Provided entries:
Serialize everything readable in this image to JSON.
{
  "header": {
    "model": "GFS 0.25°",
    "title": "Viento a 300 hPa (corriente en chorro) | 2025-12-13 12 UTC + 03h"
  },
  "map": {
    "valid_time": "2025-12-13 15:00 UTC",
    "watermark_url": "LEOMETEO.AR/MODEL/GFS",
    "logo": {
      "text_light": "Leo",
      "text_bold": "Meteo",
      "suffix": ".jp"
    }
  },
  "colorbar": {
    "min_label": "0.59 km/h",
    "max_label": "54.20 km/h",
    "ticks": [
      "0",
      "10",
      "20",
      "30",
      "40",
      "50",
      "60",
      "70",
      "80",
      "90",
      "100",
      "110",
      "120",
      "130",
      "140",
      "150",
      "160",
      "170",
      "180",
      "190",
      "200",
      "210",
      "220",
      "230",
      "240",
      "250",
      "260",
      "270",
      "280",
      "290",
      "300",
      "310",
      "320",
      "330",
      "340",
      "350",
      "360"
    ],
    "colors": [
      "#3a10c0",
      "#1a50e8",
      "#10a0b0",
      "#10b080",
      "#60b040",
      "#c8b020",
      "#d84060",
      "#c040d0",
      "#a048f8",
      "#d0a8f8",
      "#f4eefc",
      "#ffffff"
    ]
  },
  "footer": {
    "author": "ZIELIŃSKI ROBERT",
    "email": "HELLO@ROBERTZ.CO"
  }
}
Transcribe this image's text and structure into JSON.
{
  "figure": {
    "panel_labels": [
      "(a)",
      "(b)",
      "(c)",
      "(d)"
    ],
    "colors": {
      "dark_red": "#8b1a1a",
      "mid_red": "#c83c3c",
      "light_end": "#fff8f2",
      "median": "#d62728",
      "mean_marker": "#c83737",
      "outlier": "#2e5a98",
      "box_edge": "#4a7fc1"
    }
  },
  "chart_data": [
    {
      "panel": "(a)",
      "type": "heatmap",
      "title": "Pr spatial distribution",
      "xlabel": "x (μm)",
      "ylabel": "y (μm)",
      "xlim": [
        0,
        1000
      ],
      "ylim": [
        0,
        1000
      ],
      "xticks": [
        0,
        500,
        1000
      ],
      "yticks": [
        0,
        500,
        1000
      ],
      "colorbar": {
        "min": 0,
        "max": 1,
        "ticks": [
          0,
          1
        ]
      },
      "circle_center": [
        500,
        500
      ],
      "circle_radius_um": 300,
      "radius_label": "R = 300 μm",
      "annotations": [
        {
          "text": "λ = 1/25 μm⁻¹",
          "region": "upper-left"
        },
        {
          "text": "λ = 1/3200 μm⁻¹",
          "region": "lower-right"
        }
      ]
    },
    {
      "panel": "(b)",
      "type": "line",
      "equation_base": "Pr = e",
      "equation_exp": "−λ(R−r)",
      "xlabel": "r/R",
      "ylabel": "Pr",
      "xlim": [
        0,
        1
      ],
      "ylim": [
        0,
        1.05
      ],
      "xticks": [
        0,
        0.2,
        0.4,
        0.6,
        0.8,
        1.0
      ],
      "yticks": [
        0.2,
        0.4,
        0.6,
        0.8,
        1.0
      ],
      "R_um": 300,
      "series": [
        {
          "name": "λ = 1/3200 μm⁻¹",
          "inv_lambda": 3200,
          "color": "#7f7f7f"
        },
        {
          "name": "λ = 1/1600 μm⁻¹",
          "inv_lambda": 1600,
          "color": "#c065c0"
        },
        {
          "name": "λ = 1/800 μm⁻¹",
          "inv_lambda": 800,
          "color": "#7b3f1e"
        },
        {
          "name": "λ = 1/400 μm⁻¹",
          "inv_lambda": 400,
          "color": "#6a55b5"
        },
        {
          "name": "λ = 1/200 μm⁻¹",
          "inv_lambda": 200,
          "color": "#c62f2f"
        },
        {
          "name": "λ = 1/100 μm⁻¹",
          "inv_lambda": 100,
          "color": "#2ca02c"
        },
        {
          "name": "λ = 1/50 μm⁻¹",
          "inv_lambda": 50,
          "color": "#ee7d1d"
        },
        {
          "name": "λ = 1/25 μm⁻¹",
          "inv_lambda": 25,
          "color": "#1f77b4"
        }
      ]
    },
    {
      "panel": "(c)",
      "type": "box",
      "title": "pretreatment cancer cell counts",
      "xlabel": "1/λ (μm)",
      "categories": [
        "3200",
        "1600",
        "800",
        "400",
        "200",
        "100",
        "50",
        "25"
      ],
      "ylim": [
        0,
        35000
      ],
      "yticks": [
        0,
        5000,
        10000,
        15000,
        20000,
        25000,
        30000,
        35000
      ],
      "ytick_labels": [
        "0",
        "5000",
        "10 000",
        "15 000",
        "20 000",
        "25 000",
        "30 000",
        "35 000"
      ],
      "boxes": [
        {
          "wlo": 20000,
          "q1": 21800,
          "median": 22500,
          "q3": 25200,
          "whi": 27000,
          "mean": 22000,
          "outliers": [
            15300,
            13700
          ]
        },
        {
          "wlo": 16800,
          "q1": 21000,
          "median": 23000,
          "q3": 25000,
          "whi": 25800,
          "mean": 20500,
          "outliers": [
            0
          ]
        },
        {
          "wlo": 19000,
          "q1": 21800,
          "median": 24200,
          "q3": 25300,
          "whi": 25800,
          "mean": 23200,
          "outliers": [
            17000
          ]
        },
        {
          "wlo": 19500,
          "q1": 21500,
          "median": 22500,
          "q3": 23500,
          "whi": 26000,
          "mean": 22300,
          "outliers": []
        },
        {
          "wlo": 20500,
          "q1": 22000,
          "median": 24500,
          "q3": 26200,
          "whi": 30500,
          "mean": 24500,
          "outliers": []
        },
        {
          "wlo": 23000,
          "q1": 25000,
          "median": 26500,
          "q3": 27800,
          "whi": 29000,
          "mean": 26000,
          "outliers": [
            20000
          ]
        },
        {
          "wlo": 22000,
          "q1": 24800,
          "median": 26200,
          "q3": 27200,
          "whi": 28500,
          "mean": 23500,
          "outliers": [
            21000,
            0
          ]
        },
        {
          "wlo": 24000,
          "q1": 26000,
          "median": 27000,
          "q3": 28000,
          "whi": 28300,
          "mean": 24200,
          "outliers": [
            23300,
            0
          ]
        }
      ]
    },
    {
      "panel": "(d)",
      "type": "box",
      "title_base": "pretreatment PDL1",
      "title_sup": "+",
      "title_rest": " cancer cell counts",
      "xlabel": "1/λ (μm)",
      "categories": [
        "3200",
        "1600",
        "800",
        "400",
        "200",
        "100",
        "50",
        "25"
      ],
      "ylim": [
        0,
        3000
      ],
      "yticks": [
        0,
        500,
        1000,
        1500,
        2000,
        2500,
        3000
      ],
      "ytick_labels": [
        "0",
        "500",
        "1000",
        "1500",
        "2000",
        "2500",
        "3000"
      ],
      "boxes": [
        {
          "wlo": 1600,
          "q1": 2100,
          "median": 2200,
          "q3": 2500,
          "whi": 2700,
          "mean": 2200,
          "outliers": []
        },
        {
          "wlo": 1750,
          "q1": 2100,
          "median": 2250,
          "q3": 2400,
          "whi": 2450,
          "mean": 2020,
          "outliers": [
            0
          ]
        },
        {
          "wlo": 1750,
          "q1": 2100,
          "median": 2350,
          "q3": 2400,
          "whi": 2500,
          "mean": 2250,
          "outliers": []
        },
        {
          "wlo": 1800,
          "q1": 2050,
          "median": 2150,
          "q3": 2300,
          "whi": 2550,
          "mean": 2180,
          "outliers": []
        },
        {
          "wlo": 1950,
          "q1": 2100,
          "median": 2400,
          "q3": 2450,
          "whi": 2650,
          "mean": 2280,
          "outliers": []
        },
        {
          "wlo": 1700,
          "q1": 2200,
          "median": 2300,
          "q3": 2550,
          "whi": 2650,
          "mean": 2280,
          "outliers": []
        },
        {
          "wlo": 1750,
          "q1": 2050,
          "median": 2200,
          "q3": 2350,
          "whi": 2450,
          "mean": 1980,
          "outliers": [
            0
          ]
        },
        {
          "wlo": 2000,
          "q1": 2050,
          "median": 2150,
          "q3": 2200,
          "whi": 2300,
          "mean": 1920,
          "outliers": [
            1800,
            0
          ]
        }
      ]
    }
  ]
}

Work required: Copy out the lines in which the string "type" appears.

Solution:
      "type": "heatmap",
      "type": "line",
      "type": "box",
      "type": "box",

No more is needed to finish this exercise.